Transcribe the material exactly. Images do not belong in the copy.

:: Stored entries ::
########

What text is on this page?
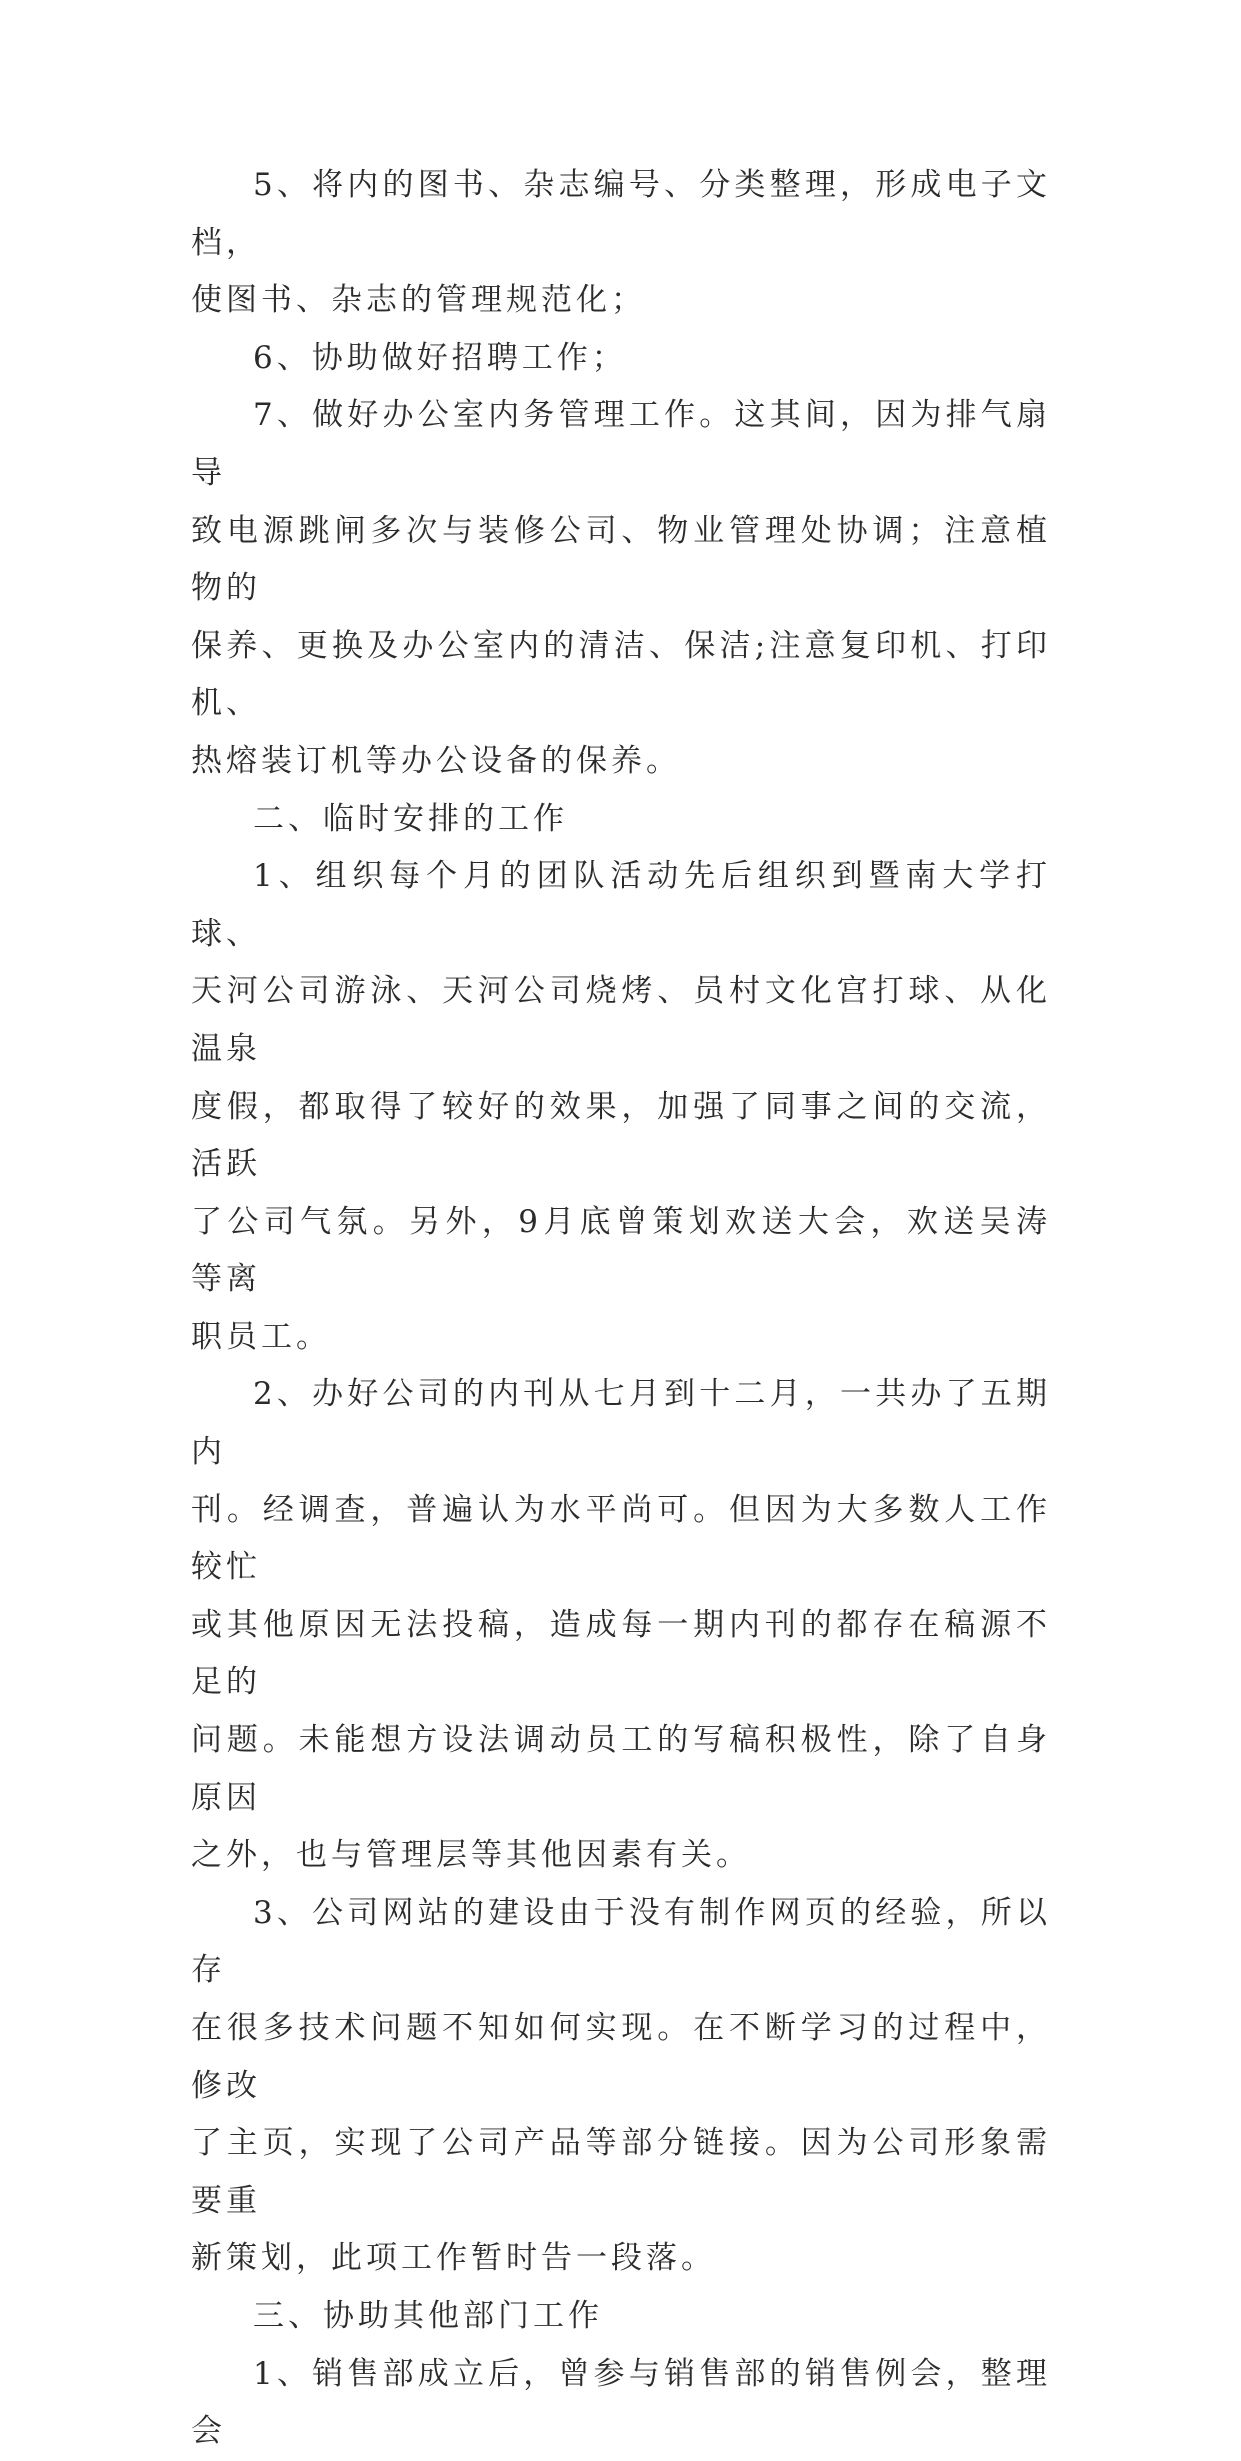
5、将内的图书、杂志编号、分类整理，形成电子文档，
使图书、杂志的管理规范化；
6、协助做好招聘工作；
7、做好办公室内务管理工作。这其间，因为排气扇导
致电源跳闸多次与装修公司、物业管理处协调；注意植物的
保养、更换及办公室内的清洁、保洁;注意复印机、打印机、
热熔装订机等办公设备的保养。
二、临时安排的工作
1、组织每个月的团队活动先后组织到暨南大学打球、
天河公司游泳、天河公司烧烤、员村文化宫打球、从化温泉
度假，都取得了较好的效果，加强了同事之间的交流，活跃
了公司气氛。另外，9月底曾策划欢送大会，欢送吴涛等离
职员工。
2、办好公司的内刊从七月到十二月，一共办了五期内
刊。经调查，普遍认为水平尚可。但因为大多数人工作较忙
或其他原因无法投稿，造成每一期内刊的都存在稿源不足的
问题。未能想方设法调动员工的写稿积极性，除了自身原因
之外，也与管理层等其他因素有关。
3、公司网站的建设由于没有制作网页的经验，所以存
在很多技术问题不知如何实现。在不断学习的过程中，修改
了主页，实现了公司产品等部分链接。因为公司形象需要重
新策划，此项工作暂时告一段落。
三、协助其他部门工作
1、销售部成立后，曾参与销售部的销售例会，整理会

########

:: ANSWER TO THE EXERCISE ::
What text is on this page?
5、将内的图书、杂志编号、分类整理，形成电子文档，
使图书、杂志的管理规范化；
6、协助做好招聘工作；
7、做好办公室内务管理工作。这其间，因为排气扇导
致电源跳闸多次与装修公司、物业管理处协调；注意植物的
保养、更换及办公室内的清洁、保洁;注意复印机、打印机、
热熔装订机等办公设备的保养。
二、临时安排的工作
1、组织每个月的团队活动先后组织到暨南大学打球、
天河公司游泳、天河公司烧烤、员村文化宫打球、从化温泉
度假，都取得了较好的效果，加强了同事之间的交流，活跃
了公司气氛。另外，9月底曾策划欢送大会，欢送吴涛等离
职员工。
2、办好公司的内刊从七月到十二月，一共办了五期内
刊。经调查，普遍认为水平尚可。但因为大多数人工作较忙
或其他原因无法投稿，造成每一期内刊的都存在稿源不足的
问题。未能想方设法调动员工的写稿积极性，除了自身原因
之外，也与管理层等其他因素有关。
3、公司网站的建设由于没有制作网页的经验，所以存
在很多技术问题不知如何实现。在不断学习的过程中，修改
了主页，实现了公司产品等部分链接。因为公司形象需要重
新策划，此项工作暂时告一段落。
三、协助其他部门工作
1、销售部成立后，曾参与销售部的销售例会，整理会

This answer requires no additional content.